%%

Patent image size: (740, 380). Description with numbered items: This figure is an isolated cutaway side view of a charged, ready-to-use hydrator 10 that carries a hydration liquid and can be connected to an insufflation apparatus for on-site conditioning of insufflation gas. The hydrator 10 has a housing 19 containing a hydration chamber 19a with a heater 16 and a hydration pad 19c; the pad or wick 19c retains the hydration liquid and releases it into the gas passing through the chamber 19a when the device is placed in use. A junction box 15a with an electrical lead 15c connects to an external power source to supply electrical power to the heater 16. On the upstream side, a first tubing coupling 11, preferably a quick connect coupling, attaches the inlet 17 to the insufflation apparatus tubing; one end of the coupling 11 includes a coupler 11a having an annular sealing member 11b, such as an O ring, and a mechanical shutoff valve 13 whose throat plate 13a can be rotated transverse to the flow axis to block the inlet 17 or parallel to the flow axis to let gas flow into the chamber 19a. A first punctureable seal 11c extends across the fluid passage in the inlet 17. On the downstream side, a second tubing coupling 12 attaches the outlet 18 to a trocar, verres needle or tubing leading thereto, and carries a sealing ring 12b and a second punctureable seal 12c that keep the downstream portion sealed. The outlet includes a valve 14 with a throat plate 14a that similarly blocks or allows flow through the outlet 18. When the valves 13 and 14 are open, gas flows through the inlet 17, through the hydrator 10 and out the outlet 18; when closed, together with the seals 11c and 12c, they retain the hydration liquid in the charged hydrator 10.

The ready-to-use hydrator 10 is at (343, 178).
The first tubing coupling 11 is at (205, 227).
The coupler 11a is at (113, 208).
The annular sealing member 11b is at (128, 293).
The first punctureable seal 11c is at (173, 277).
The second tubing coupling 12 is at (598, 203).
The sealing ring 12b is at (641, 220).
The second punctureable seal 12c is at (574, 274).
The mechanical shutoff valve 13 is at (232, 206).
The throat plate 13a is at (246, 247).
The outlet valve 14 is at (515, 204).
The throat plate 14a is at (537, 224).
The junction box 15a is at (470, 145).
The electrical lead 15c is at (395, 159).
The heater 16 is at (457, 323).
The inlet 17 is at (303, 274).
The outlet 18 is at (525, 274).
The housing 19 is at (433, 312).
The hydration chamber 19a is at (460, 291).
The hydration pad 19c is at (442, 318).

%%

### The task
Retype every line of the material above without changing a single character.

### Correct result
Patent image size: (740, 380). Description with numbered items: This figure is an isolated cutaway side view of a charged, ready-to-use hydrator 10 that carries a hydration liquid and can be connected to an insufflation apparatus for on-site conditioning of insufflation gas. The hydrator 10 has a housing 19 containing a hydration chamber 19a with a heater 16 and a hydration pad 19c; the pad or wick 19c retains the hydration liquid and releases it into the gas passing through the chamber 19a when the device is placed in use. A junction box 15a with an electrical lead 15c connects to an external power source to supply electrical power to the heater 16. On the upstream side, a first tubing coupling 11, preferably a quick connect coupling, attaches the inlet 17 to the insufflation apparatus tubing; one end of the coupling 11 includes a coupler 11a having an annular sealing member 11b, such as an O ring, and a mechanical shutoff valve 13 whose throat plate 13a can be rotated transverse to the flow axis to block the inlet 17 or parallel to the flow axis to let gas flow into the chamber 19a. A first punctureable seal 11c extends across the fluid passage in the inlet 17. On the downstream side, a second tubing coupling 12 attaches the outlet 18 to a trocar, verres needle or tubing leading thereto, and carries a sealing ring 12b and a second punctureable seal 12c that keep the downstream portion sealed. The outlet includes a valve 14 with a throat plate 14a that similarly blocks or allows flow through the outlet 18. When the valves 13 and 14 are open, gas flows through the inlet 17, through the hydrator 10 and out the outlet 18; when closed, together with the seals 11c and 12c, they retain the hydration liquid in the charged hydrator 10.

The ready-to-use hydrator 10 is at (343, 178).
The first tubing coupling 11 is at (205, 227).
The coupler 11a is at (113, 208).
The annular sealing member 11b is at (128, 293).
The first punctureable seal 11c is at (173, 277).
The second tubing coupling 12 is at (598, 203).
The sealing ring 12b is at (641, 220).
The second punctureable seal 12c is at (574, 274).
The mechanical shutoff valve 13 is at (232, 206).
The throat plate 13a is at (246, 247).
The outlet valve 14 is at (515, 204).
The throat plate 14a is at (537, 224).
The junction box 15a is at (470, 145).
The electrical lead 15c is at (395, 159).
The heater 16 is at (457, 323).
The inlet 17 is at (303, 274).
The outlet 18 is at (525, 274).
The housing 19 is at (433, 312).
The hydration chamber 19a is at (460, 291).
The hydration pad 19c is at (442, 318).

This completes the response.